• **Entries shown**:
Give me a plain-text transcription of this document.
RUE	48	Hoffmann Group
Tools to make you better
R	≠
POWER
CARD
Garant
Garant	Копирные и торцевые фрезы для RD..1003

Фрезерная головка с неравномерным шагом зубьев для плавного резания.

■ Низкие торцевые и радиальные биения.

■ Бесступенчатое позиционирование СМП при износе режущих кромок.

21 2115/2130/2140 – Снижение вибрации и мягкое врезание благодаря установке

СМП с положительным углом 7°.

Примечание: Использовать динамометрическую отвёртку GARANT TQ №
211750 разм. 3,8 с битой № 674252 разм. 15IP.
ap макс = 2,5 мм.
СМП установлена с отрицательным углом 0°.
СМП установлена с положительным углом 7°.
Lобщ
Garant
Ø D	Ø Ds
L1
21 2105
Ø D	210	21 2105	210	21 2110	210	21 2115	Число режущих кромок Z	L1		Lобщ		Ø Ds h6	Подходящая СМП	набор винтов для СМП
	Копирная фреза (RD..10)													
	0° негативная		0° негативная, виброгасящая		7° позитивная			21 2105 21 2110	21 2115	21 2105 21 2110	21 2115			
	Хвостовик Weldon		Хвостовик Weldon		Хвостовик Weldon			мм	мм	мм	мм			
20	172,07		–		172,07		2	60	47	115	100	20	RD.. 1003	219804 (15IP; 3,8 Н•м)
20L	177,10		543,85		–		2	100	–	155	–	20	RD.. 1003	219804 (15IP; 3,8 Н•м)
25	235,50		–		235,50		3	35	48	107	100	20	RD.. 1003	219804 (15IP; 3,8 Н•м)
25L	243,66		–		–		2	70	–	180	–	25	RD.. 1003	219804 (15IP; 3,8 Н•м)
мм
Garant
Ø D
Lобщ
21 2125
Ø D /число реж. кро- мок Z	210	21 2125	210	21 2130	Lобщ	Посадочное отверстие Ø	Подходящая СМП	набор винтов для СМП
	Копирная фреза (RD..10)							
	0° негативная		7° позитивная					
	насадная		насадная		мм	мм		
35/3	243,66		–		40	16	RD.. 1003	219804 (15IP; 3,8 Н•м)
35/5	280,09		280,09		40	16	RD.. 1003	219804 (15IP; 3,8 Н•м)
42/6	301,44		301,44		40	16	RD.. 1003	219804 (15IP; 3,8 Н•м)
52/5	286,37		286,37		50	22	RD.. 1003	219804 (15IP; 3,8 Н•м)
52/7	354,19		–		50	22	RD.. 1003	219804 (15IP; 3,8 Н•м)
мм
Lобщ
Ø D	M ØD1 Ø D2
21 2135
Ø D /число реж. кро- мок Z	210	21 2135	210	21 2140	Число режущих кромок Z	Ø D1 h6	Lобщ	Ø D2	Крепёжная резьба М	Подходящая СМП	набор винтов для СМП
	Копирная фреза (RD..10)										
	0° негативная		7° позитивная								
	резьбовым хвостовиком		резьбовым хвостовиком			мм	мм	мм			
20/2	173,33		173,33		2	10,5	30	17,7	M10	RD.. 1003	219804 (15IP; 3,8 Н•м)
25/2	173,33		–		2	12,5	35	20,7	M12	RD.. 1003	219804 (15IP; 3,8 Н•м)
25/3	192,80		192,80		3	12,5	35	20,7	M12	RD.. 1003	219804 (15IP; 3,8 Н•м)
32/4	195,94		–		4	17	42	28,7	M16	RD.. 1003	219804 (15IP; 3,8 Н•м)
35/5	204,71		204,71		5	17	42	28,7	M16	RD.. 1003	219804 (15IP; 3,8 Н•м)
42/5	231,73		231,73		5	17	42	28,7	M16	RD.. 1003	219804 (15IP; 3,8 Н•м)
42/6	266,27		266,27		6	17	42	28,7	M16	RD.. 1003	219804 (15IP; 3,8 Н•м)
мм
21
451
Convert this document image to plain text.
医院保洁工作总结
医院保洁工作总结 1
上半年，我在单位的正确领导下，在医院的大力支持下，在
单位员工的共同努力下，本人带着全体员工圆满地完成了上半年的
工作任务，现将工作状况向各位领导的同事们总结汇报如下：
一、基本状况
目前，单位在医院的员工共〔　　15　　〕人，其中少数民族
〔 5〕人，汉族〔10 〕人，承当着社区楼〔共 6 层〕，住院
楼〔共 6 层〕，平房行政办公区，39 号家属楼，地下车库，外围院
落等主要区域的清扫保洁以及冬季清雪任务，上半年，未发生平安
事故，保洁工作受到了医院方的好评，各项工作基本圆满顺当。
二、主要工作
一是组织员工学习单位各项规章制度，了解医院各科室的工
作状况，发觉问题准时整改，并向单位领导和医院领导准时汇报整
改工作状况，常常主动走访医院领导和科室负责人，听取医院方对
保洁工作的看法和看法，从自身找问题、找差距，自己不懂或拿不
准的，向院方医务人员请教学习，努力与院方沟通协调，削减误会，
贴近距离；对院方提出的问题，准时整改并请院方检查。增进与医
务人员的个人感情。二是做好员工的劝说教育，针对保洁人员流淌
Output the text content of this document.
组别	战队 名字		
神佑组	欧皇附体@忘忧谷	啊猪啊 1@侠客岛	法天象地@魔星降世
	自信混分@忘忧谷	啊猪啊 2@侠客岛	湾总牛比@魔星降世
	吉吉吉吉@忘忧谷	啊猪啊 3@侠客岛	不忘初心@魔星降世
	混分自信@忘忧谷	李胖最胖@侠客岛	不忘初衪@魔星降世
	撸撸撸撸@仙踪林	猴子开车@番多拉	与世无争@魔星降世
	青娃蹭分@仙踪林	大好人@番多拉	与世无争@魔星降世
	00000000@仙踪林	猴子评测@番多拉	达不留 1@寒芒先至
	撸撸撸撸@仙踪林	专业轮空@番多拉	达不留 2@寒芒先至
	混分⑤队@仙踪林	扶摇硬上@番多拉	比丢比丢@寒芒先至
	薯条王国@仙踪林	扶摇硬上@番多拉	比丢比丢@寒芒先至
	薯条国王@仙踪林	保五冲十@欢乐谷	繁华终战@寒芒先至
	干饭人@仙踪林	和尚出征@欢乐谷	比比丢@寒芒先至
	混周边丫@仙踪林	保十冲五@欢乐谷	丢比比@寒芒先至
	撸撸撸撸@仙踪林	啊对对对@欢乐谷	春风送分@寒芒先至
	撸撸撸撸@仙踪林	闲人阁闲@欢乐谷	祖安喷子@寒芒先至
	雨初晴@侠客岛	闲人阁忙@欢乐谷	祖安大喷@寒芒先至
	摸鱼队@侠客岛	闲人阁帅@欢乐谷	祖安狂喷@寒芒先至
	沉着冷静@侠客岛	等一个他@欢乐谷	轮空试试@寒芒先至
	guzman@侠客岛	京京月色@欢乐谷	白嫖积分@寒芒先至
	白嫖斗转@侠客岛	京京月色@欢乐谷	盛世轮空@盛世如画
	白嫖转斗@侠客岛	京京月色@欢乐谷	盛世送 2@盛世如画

• **Instructions to follow**: Each line above must be printed exactly as it appears.

• **Answer to this task**:
Give me a plain-text transcription of this document.
RUE	48	Hoffmann Group
Tools to make you better
R	≠
POWER
CARD
Garant
Garant	Копирные и торцевые фрезы для RD..1003

Фрезерная головка с неравномерным шагом зубьев для плавного резания.

■ Низкие торцевые и радиальные биения.

■ Бесступенчатое позиционирование СМП при износе режущих кромок.

21 2115/2130/2140 – Снижение вибрации и мягкое врезание благодаря установке

СМП с положительным углом 7°.

Примечание: Использовать динамометрическую отвёртку GARANT TQ №
211750 разм. 3,8 с битой № 674252 разм. 15IP.
ap макс = 2,5 мм.
СМП установлена с отрицательным углом 0°.
СМП установлена с положительным углом 7°.
Lобщ
Garant
Ø D	Ø Ds
L1
21 2105
Ø D	210	21 2105	210	21 2110	210	21 2115	Число режущих кромок Z	L1		Lобщ		Ø Ds h6	Подходящая СМП	набор винтов для СМП
	Копирная фреза (RD..10)													
	0° негативная		0° негативная, виброгасящая		7° позитивная			21 2105 21 2110	21 2115	21 2105 21 2110	21 2115			
	Хвостовик Weldon		Хвостовик Weldon		Хвостовик Weldon			мм	мм	мм	мм			
20	172,07		–		172,07		2	60	47	115	100	20	RD.. 1003	219804 (15IP; 3,8 Н•м)
20L	177,10		543,85		–		2	100	–	155	–	20	RD.. 1003	219804 (15IP; 3,8 Н•м)
25	235,50		–		235,50		3	35	48	107	100	20	RD.. 1003	219804 (15IP; 3,8 Н•м)
25L	243,66		–		–		2	70	–	180	–	25	RD.. 1003	219804 (15IP; 3,8 Н•м)
мм
Garant
Ø D
Lобщ
21 2125
Ø D /число реж. кро- мок Z	210	21 2125	210	21 2130	Lобщ	Посадочное отверстие Ø	Подходящая СМП	набор винтов для СМП
	Копирная фреза (RD..10)							
	0° негативная		7° позитивная					
	насадная		насадная		мм	мм		
35/3	243,66		–		40	16	RD.. 1003	219804 (15IP; 3,8 Н•м)
35/5	280,09		280,09		40	16	RD.. 1003	219804 (15IP; 3,8 Н•м)
42/6	301,44		301,44		40	16	RD.. 1003	219804 (15IP; 3,8 Н•м)
52/5	286,37		286,37		50	22	RD.. 1003	219804 (15IP; 3,8 Н•м)
52/7	354,19		–		50	22	RD.. 1003	219804 (15IP; 3,8 Н•м)
мм
Lобщ
Ø D	M ØD1 Ø D2
21 2135
Ø D /число реж. кро- мок Z	210	21 2135	210	21 2140	Число режущих кромок Z	Ø D1 h6	Lобщ	Ø D2	Крепёжная резьба М	Подходящая СМП	набор винтов для СМП
	Копирная фреза (RD..10)										
	0° негативная		7° позитивная								
	резьбовым хвостовиком		резьбовым хвостовиком			мм	мм	мм			
20/2	173,33		173,33		2	10,5	30	17,7	M10	RD.. 1003	219804 (15IP; 3,8 Н•м)
25/2	173,33		–		2	12,5	35	20,7	M12	RD.. 1003	219804 (15IP; 3,8 Н•м)
25/3	192,80		192,80		3	12,5	35	20,7	M12	RD.. 1003	219804 (15IP; 3,8 Н•м)
32/4	195,94		–		4	17	42	28,7	M16	RD.. 1003	219804 (15IP; 3,8 Н•м)
35/5	204,71		204,71		5	17	42	28,7	M16	RD.. 1003	219804 (15IP; 3,8 Н•м)
42/5	231,73		231,73		5	17	42	28,7	M16	RD.. 1003	219804 (15IP; 3,8 Н•м)
42/6	266,27		266,27		6	17	42	28,7	M16	RD.. 1003	219804 (15IP; 3,8 Н•м)
мм
21
451
Convert this document image to plain text.
医院保洁工作总结
医院保洁工作总结 1
上半年，我在单位的正确领导下，在医院的大力支持下，在
单位员工的共同努力下，本人带着全体员工圆满地完成了上半年的
工作任务，现将工作状况向各位领导的同事们总结汇报如下：
一、基本状况
目前，单位在医院的员工共〔　　15　　〕人，其中少数民族
〔 5〕人，汉族〔10 〕人，承当着社区楼〔共 6 层〕，住院
楼〔共 6 层〕，平房行政办公区，39 号家属楼，地下车库，外围院
落等主要区域的清扫保洁以及冬季清雪任务，上半年，未发生平安
事故，保洁工作受到了医院方的好评，各项工作基本圆满顺当。
二、主要工作
一是组织员工学习单位各项规章制度，了解医院各科室的工
作状况，发觉问题准时整改，并向单位领导和医院领导准时汇报整
改工作状况，常常主动走访医院领导和科室负责人，听取医院方对
保洁工作的看法和看法，从自身找问题、找差距，自己不懂或拿不
准的，向院方医务人员请教学习，努力与院方沟通协调，削减误会，
贴近距离；对院方提出的问题，准时整改并请院方检查。增进与医
务人员的个人感情。二是做好员工的劝说教育，针对保洁人员流淌
Output the text content of this document.
组别	战队 名字		
神佑组	欧皇附体@忘忧谷	啊猪啊 1@侠客岛	法天象地@魔星降世
	自信混分@忘忧谷	啊猪啊 2@侠客岛	湾总牛比@魔星降世
	吉吉吉吉@忘忧谷	啊猪啊 3@侠客岛	不忘初心@魔星降世
	混分自信@忘忧谷	李胖最胖@侠客岛	不忘初衪@魔星降世
	撸撸撸撸@仙踪林	猴子开车@番多拉	与世无争@魔星降世
	青娃蹭分@仙踪林	大好人@番多拉	与世无争@魔星降世
	00000000@仙踪林	猴子评测@番多拉	达不留 1@寒芒先至
	撸撸撸撸@仙踪林	专业轮空@番多拉	达不留 2@寒芒先至
	混分⑤队@仙踪林	扶摇硬上@番多拉	比丢比丢@寒芒先至
	薯条王国@仙踪林	扶摇硬上@番多拉	比丢比丢@寒芒先至
	薯条国王@仙踪林	保五冲十@欢乐谷	繁华终战@寒芒先至
	干饭人@仙踪林	和尚出征@欢乐谷	比比丢@寒芒先至
	混周边丫@仙踪林	保十冲五@欢乐谷	丢比比@寒芒先至
	撸撸撸撸@仙踪林	啊对对对@欢乐谷	春风送分@寒芒先至
	撸撸撸撸@仙踪林	闲人阁闲@欢乐谷	祖安喷子@寒芒先至
	雨初晴@侠客岛	闲人阁忙@欢乐谷	祖安大喷@寒芒先至
	摸鱼队@侠客岛	闲人阁帅@欢乐谷	祖安狂喷@寒芒先至
	沉着冷静@侠客岛	等一个他@欢乐谷	轮空试试@寒芒先至
	guzman@侠客岛	京京月色@欢乐谷	白嫖积分@寒芒先至
	白嫖斗转@侠客岛	京京月色@欢乐谷	盛世轮空@盛世如画
	白嫖转斗@侠客岛	京京月色@欢乐谷	盛世送 2@盛世如画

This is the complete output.